## PROVIDED DATA
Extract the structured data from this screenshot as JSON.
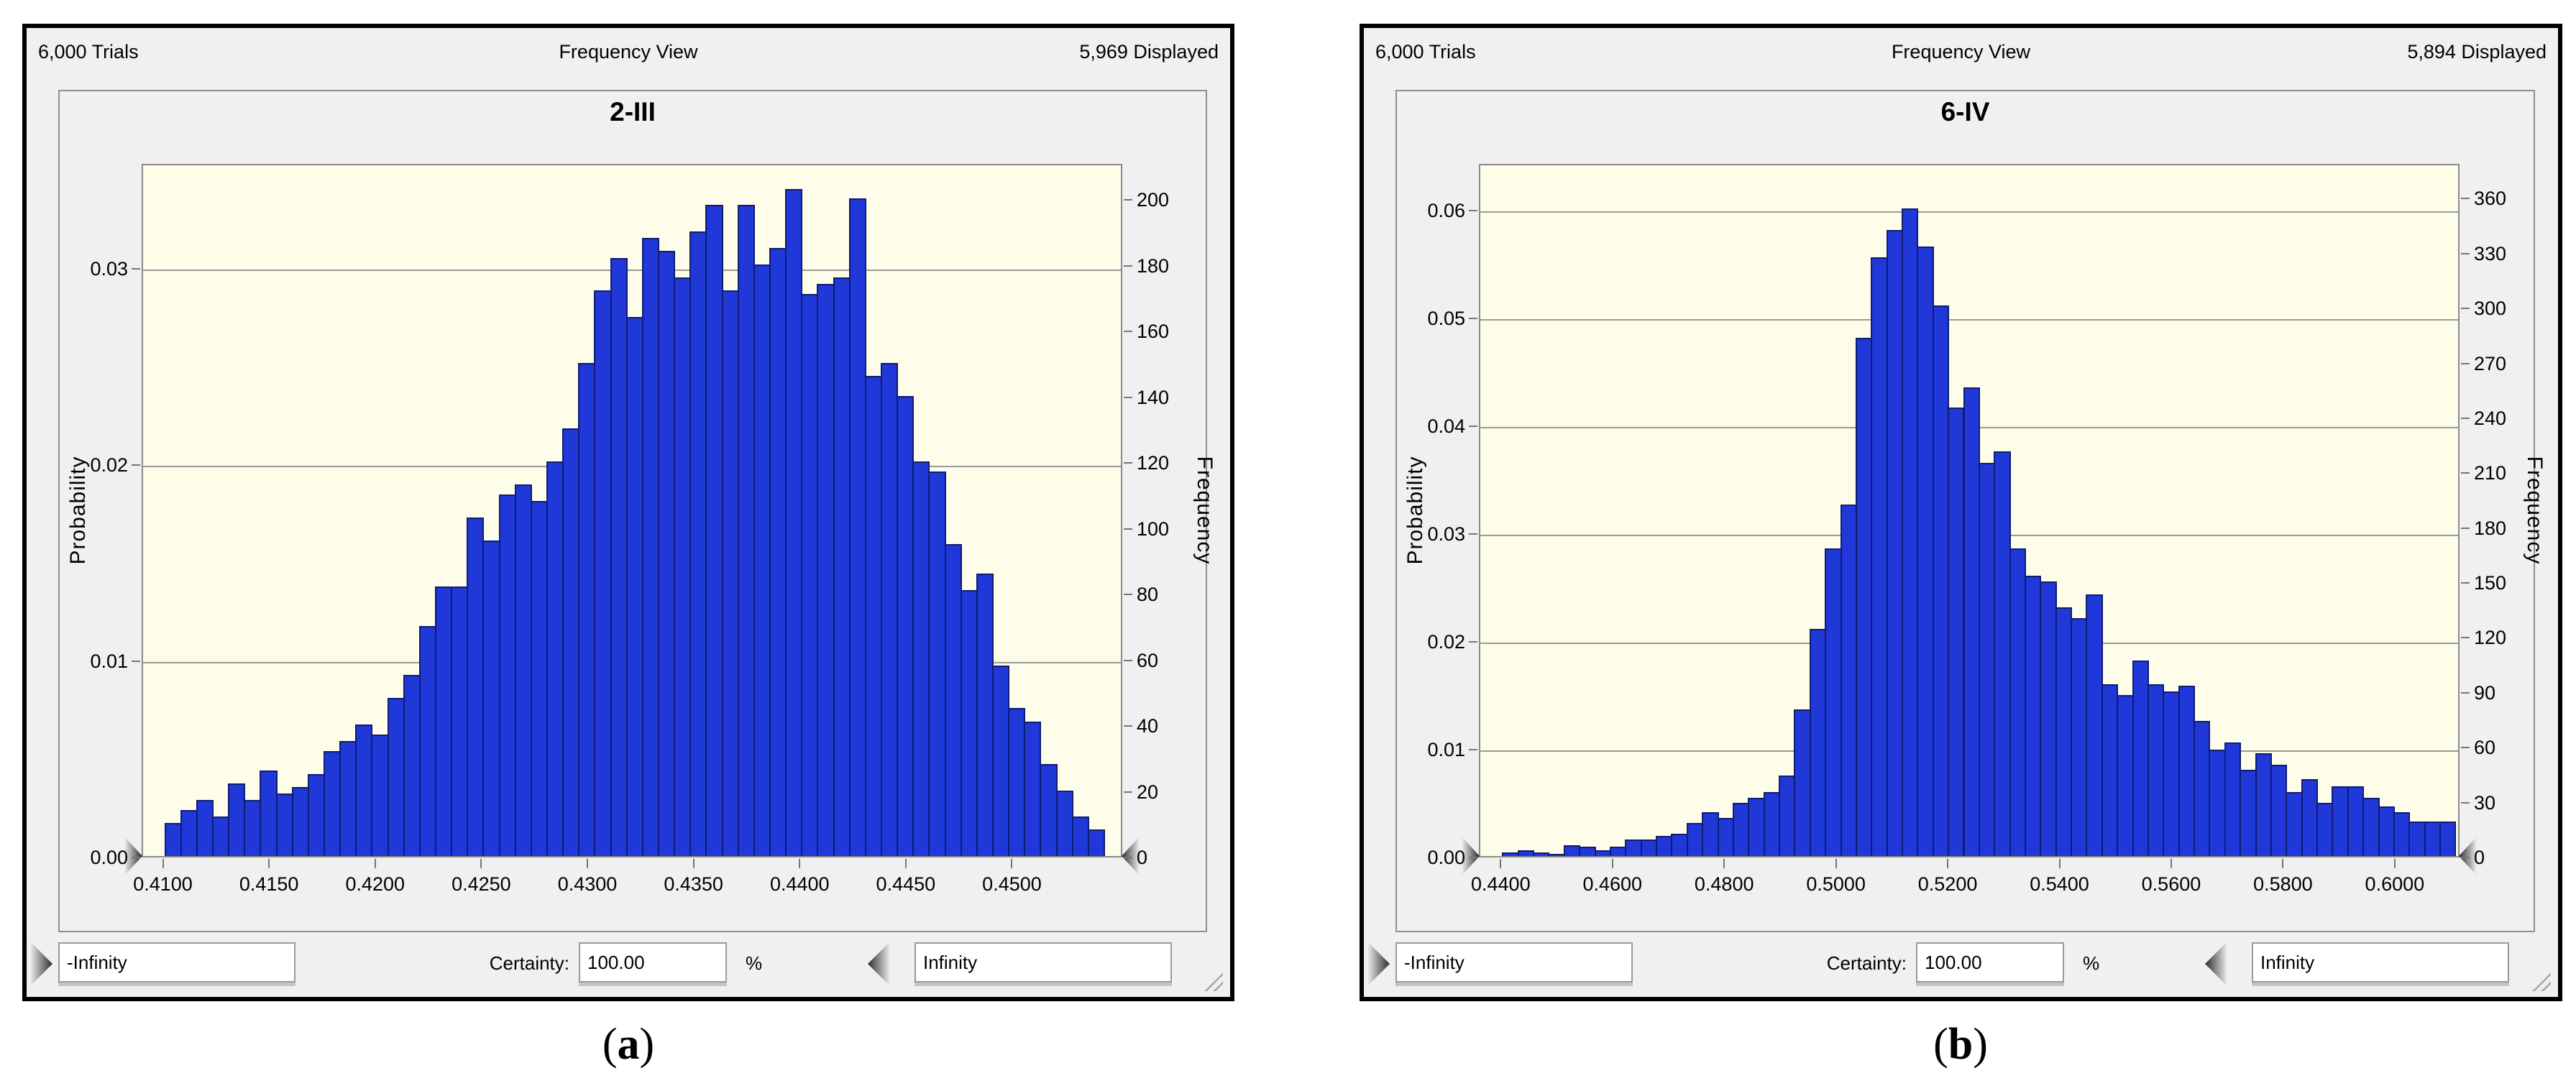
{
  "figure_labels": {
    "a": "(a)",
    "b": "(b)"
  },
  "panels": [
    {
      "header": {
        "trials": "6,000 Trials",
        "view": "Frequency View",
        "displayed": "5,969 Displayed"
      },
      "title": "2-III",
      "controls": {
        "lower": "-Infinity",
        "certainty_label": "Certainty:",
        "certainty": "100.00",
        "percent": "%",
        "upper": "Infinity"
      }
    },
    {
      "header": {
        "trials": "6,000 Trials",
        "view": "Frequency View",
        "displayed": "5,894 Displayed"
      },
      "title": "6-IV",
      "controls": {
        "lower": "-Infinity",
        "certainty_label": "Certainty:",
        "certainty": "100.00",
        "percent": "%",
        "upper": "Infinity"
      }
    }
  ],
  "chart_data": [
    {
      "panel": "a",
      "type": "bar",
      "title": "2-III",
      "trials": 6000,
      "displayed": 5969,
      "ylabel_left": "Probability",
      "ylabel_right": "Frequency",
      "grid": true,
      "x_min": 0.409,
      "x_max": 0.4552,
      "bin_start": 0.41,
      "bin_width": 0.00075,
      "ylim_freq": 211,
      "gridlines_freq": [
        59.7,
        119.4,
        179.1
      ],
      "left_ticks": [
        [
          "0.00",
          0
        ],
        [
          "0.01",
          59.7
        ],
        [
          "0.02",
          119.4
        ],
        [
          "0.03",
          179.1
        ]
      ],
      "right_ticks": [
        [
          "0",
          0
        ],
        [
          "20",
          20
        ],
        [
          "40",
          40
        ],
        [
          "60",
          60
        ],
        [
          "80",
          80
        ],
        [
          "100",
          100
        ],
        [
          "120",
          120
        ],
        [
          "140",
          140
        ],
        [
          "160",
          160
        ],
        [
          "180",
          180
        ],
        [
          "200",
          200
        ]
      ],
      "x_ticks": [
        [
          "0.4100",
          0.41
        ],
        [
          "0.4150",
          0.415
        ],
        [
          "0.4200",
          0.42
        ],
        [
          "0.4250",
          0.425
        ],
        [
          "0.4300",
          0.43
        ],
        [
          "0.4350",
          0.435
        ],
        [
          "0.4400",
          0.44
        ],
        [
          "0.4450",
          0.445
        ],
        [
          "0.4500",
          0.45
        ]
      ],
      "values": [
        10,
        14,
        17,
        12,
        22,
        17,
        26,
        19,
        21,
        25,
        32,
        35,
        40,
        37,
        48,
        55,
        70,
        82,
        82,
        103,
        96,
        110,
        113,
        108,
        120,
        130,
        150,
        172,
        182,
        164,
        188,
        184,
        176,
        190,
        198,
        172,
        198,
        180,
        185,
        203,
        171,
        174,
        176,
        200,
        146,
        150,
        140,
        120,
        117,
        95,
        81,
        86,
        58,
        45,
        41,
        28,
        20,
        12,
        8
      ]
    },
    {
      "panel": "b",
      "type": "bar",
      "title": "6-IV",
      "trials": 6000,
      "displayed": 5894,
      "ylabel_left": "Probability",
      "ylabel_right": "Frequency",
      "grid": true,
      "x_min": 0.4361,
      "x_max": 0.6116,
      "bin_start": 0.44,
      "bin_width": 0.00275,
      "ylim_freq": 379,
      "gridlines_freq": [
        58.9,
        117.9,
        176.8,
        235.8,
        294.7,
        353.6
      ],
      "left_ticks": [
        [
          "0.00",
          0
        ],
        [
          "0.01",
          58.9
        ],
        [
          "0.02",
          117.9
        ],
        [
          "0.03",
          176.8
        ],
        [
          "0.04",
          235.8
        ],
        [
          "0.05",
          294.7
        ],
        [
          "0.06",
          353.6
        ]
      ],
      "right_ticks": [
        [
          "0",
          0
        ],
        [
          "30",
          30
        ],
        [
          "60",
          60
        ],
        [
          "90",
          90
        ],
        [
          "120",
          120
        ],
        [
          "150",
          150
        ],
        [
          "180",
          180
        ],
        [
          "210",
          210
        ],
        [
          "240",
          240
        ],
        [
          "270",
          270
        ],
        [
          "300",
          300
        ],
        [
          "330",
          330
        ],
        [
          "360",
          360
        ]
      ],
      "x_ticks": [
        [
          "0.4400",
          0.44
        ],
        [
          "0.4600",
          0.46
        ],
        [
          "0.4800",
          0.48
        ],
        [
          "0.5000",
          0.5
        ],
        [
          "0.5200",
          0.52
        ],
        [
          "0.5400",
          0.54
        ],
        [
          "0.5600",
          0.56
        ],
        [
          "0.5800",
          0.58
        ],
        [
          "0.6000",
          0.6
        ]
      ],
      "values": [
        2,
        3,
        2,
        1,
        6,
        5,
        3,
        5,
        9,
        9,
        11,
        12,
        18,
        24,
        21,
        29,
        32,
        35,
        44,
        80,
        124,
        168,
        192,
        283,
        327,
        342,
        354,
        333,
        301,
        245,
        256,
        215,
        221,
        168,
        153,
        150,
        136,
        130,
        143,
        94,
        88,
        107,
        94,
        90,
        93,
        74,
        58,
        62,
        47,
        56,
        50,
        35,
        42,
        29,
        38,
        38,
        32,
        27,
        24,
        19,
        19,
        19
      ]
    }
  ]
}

## WRITTEN TASK
All records above are to be printed exactly, minus the pictures they contain.

## SOLUTION TO THIS TASK
Extract the structured data from this screenshot as JSON.
{
  "figure_labels": {
    "a": "(a)",
    "b": "(b)"
  },
  "panels": [
    {
      "header": {
        "trials": "6,000 Trials",
        "view": "Frequency View",
        "displayed": "5,969 Displayed"
      },
      "title": "2-III",
      "controls": {
        "lower": "-Infinity",
        "certainty_label": "Certainty:",
        "certainty": "100.00",
        "percent": "%",
        "upper": "Infinity"
      }
    },
    {
      "header": {
        "trials": "6,000 Trials",
        "view": "Frequency View",
        "displayed": "5,894 Displayed"
      },
      "title": "6-IV",
      "controls": {
        "lower": "-Infinity",
        "certainty_label": "Certainty:",
        "certainty": "100.00",
        "percent": "%",
        "upper": "Infinity"
      }
    }
  ],
  "chart_data": [
    {
      "panel": "a",
      "type": "bar",
      "title": "2-III",
      "trials": 6000,
      "displayed": 5969,
      "ylabel_left": "Probability",
      "ylabel_right": "Frequency",
      "grid": true,
      "x_min": 0.409,
      "x_max": 0.4552,
      "bin_start": 0.41,
      "bin_width": 0.00075,
      "ylim_freq": 211,
      "gridlines_freq": [
        59.7,
        119.4,
        179.1
      ],
      "left_ticks": [
        [
          "0.00",
          0
        ],
        [
          "0.01",
          59.7
        ],
        [
          "0.02",
          119.4
        ],
        [
          "0.03",
          179.1
        ]
      ],
      "right_ticks": [
        [
          "0",
          0
        ],
        [
          "20",
          20
        ],
        [
          "40",
          40
        ],
        [
          "60",
          60
        ],
        [
          "80",
          80
        ],
        [
          "100",
          100
        ],
        [
          "120",
          120
        ],
        [
          "140",
          140
        ],
        [
          "160",
          160
        ],
        [
          "180",
          180
        ],
        [
          "200",
          200
        ]
      ],
      "x_ticks": [
        [
          "0.4100",
          0.41
        ],
        [
          "0.4150",
          0.415
        ],
        [
          "0.4200",
          0.42
        ],
        [
          "0.4250",
          0.425
        ],
        [
          "0.4300",
          0.43
        ],
        [
          "0.4350",
          0.435
        ],
        [
          "0.4400",
          0.44
        ],
        [
          "0.4450",
          0.445
        ],
        [
          "0.4500",
          0.45
        ]
      ],
      "values": [
        10,
        14,
        17,
        12,
        22,
        17,
        26,
        19,
        21,
        25,
        32,
        35,
        40,
        37,
        48,
        55,
        70,
        82,
        82,
        103,
        96,
        110,
        113,
        108,
        120,
        130,
        150,
        172,
        182,
        164,
        188,
        184,
        176,
        190,
        198,
        172,
        198,
        180,
        185,
        203,
        171,
        174,
        176,
        200,
        146,
        150,
        140,
        120,
        117,
        95,
        81,
        86,
        58,
        45,
        41,
        28,
        20,
        12,
        8
      ]
    },
    {
      "panel": "b",
      "type": "bar",
      "title": "6-IV",
      "trials": 6000,
      "displayed": 5894,
      "ylabel_left": "Probability",
      "ylabel_right": "Frequency",
      "grid": true,
      "x_min": 0.4361,
      "x_max": 0.6116,
      "bin_start": 0.44,
      "bin_width": 0.00275,
      "ylim_freq": 379,
      "gridlines_freq": [
        58.9,
        117.9,
        176.8,
        235.8,
        294.7,
        353.6
      ],
      "left_ticks": [
        [
          "0.00",
          0
        ],
        [
          "0.01",
          58.9
        ],
        [
          "0.02",
          117.9
        ],
        [
          "0.03",
          176.8
        ],
        [
          "0.04",
          235.8
        ],
        [
          "0.05",
          294.7
        ],
        [
          "0.06",
          353.6
        ]
      ],
      "right_ticks": [
        [
          "0",
          0
        ],
        [
          "30",
          30
        ],
        [
          "60",
          60
        ],
        [
          "90",
          90
        ],
        [
          "120",
          120
        ],
        [
          "150",
          150
        ],
        [
          "180",
          180
        ],
        [
          "210",
          210
        ],
        [
          "240",
          240
        ],
        [
          "270",
          270
        ],
        [
          "300",
          300
        ],
        [
          "330",
          330
        ],
        [
          "360",
          360
        ]
      ],
      "x_ticks": [
        [
          "0.4400",
          0.44
        ],
        [
          "0.4600",
          0.46
        ],
        [
          "0.4800",
          0.48
        ],
        [
          "0.5000",
          0.5
        ],
        [
          "0.5200",
          0.52
        ],
        [
          "0.5400",
          0.54
        ],
        [
          "0.5600",
          0.56
        ],
        [
          "0.5800",
          0.58
        ],
        [
          "0.6000",
          0.6
        ]
      ],
      "values": [
        2,
        3,
        2,
        1,
        6,
        5,
        3,
        5,
        9,
        9,
        11,
        12,
        18,
        24,
        21,
        29,
        32,
        35,
        44,
        80,
        124,
        168,
        192,
        283,
        327,
        342,
        354,
        333,
        301,
        245,
        256,
        215,
        221,
        168,
        153,
        150,
        136,
        130,
        143,
        94,
        88,
        107,
        94,
        90,
        93,
        74,
        58,
        62,
        47,
        56,
        50,
        35,
        42,
        29,
        38,
        38,
        32,
        27,
        24,
        19,
        19,
        19
      ]
    }
  ]
}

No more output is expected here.